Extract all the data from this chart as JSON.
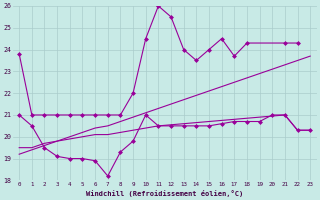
{
  "xlabel": "Windchill (Refroidissement éolien,°C)",
  "xlim": [
    -0.5,
    23.5
  ],
  "ylim": [
    18,
    26
  ],
  "xticks": [
    0,
    1,
    2,
    3,
    4,
    5,
    6,
    7,
    8,
    9,
    10,
    11,
    12,
    13,
    14,
    15,
    16,
    17,
    18,
    19,
    20,
    21,
    22,
    23
  ],
  "yticks": [
    18,
    19,
    20,
    21,
    22,
    23,
    24,
    25,
    26
  ],
  "bg_color": "#c8eae6",
  "line_color": "#990099",
  "grid_color": "#aacccc",
  "line1": {
    "x": [
      0,
      1,
      2,
      3,
      4,
      5,
      6,
      7,
      8,
      9,
      10,
      11,
      12,
      13,
      14,
      15,
      16,
      17,
      18,
      21,
      22
    ],
    "y": [
      23.8,
      21.0,
      21.0,
      21.0,
      21.0,
      21.0,
      21.0,
      21.0,
      21.0,
      22.0,
      24.5,
      26.0,
      25.5,
      24.0,
      23.5,
      24.0,
      24.5,
      23.7,
      24.3,
      24.3,
      24.3
    ]
  },
  "line2": {
    "x": [
      0,
      1,
      2,
      3,
      4,
      5,
      6,
      7,
      8,
      9,
      10,
      11,
      12,
      13,
      14,
      15,
      16,
      17,
      18,
      19,
      20,
      21,
      22,
      23
    ],
    "y": [
      19.5,
      19.5,
      19.7,
      19.8,
      19.9,
      20.0,
      20.1,
      20.1,
      20.2,
      20.3,
      20.4,
      20.5,
      20.55,
      20.6,
      20.65,
      20.7,
      20.75,
      20.8,
      20.85,
      20.9,
      20.95,
      21.0,
      20.3,
      20.3
    ]
  },
  "line3": {
    "x": [
      0,
      1,
      2,
      3,
      4,
      5,
      6,
      7,
      8,
      9,
      10,
      11,
      12,
      13,
      14,
      15,
      16,
      17,
      18,
      19,
      20,
      21,
      22,
      23
    ],
    "y": [
      21.0,
      20.5,
      19.5,
      19.1,
      19.0,
      19.0,
      18.9,
      18.2,
      19.3,
      19.8,
      21.0,
      20.5,
      20.5,
      20.5,
      20.5,
      20.5,
      20.6,
      20.7,
      20.7,
      20.7,
      21.0,
      21.0,
      20.3,
      20.3
    ]
  },
  "line4": {
    "x": [
      0,
      1,
      2,
      3,
      4,
      5,
      6,
      7,
      8,
      9,
      10,
      11,
      12,
      13,
      14,
      15,
      16,
      17,
      18,
      19,
      20,
      21,
      22,
      23
    ],
    "y": [
      19.2,
      19.4,
      19.6,
      19.8,
      20.0,
      20.2,
      20.4,
      20.5,
      20.7,
      20.9,
      21.1,
      21.3,
      21.5,
      21.7,
      21.9,
      22.1,
      22.3,
      22.5,
      22.7,
      22.9,
      23.1,
      23.3,
      23.5,
      23.7
    ]
  }
}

-------

Write the entries above out again exactly, but not the pictures.

Extract all the data from this chart as JSON.
{
  "xlabel": "Windchill (Refroidissement éolien,°C)",
  "xlim": [
    -0.5,
    23.5
  ],
  "ylim": [
    18,
    26
  ],
  "xticks": [
    0,
    1,
    2,
    3,
    4,
    5,
    6,
    7,
    8,
    9,
    10,
    11,
    12,
    13,
    14,
    15,
    16,
    17,
    18,
    19,
    20,
    21,
    22,
    23
  ],
  "yticks": [
    18,
    19,
    20,
    21,
    22,
    23,
    24,
    25,
    26
  ],
  "bg_color": "#c8eae6",
  "line_color": "#990099",
  "grid_color": "#aacccc",
  "line1": {
    "x": [
      0,
      1,
      2,
      3,
      4,
      5,
      6,
      7,
      8,
      9,
      10,
      11,
      12,
      13,
      14,
      15,
      16,
      17,
      18,
      21,
      22
    ],
    "y": [
      23.8,
      21.0,
      21.0,
      21.0,
      21.0,
      21.0,
      21.0,
      21.0,
      21.0,
      22.0,
      24.5,
      26.0,
      25.5,
      24.0,
      23.5,
      24.0,
      24.5,
      23.7,
      24.3,
      24.3,
      24.3
    ]
  },
  "line2": {
    "x": [
      0,
      1,
      2,
      3,
      4,
      5,
      6,
      7,
      8,
      9,
      10,
      11,
      12,
      13,
      14,
      15,
      16,
      17,
      18,
      19,
      20,
      21,
      22,
      23
    ],
    "y": [
      19.5,
      19.5,
      19.7,
      19.8,
      19.9,
      20.0,
      20.1,
      20.1,
      20.2,
      20.3,
      20.4,
      20.5,
      20.55,
      20.6,
      20.65,
      20.7,
      20.75,
      20.8,
      20.85,
      20.9,
      20.95,
      21.0,
      20.3,
      20.3
    ]
  },
  "line3": {
    "x": [
      0,
      1,
      2,
      3,
      4,
      5,
      6,
      7,
      8,
      9,
      10,
      11,
      12,
      13,
      14,
      15,
      16,
      17,
      18,
      19,
      20,
      21,
      22,
      23
    ],
    "y": [
      21.0,
      20.5,
      19.5,
      19.1,
      19.0,
      19.0,
      18.9,
      18.2,
      19.3,
      19.8,
      21.0,
      20.5,
      20.5,
      20.5,
      20.5,
      20.5,
      20.6,
      20.7,
      20.7,
      20.7,
      21.0,
      21.0,
      20.3,
      20.3
    ]
  },
  "line4": {
    "x": [
      0,
      1,
      2,
      3,
      4,
      5,
      6,
      7,
      8,
      9,
      10,
      11,
      12,
      13,
      14,
      15,
      16,
      17,
      18,
      19,
      20,
      21,
      22,
      23
    ],
    "y": [
      19.2,
      19.4,
      19.6,
      19.8,
      20.0,
      20.2,
      20.4,
      20.5,
      20.7,
      20.9,
      21.1,
      21.3,
      21.5,
      21.7,
      21.9,
      22.1,
      22.3,
      22.5,
      22.7,
      22.9,
      23.1,
      23.3,
      23.5,
      23.7
    ]
  }
}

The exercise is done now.